What this task involves
Copy out every line containing the word "drives".

Material provided
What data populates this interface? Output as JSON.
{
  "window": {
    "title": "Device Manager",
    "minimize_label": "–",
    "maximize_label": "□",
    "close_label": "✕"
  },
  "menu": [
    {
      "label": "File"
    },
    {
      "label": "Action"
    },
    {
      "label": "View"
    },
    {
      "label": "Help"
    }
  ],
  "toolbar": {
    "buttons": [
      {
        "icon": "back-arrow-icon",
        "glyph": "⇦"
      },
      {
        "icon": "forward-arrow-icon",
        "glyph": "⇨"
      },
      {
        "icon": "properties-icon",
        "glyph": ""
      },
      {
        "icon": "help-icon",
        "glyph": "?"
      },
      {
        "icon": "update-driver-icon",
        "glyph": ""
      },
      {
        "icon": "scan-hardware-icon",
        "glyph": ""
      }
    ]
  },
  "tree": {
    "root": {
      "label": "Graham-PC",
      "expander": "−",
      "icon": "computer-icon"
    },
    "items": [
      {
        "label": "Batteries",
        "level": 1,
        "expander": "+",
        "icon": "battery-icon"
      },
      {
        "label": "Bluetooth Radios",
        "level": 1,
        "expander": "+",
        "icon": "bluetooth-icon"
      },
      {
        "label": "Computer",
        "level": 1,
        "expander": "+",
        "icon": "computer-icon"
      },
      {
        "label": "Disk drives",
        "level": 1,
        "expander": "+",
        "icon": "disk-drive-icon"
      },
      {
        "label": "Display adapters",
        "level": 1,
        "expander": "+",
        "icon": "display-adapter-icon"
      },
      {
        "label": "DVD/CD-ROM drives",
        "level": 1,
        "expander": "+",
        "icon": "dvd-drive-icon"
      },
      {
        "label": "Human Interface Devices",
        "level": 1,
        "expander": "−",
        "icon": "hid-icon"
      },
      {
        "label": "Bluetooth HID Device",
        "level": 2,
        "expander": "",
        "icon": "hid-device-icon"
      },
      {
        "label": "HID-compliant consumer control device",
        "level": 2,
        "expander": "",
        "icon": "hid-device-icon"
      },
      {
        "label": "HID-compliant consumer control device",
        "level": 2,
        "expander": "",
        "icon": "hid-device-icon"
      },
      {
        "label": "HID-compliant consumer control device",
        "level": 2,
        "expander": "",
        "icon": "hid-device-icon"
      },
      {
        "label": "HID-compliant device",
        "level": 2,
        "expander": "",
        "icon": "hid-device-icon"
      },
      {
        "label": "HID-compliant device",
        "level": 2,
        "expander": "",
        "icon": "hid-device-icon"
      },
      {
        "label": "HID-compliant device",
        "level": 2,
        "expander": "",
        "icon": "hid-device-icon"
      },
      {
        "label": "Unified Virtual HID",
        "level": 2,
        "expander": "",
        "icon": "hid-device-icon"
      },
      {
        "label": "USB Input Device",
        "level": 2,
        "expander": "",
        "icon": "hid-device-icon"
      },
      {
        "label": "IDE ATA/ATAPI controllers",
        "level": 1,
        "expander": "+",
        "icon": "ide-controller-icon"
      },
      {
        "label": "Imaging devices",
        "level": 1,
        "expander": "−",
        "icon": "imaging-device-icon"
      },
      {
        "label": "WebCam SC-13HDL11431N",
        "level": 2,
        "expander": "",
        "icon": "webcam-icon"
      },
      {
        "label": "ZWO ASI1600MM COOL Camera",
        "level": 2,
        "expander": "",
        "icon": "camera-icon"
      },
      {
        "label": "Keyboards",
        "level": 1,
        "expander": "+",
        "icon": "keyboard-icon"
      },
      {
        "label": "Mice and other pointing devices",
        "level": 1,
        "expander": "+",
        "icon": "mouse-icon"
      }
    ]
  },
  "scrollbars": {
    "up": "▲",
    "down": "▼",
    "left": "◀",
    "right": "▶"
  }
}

Complete output
        "label": "Disk drives",
        "label": "DVD/CD-ROM drives",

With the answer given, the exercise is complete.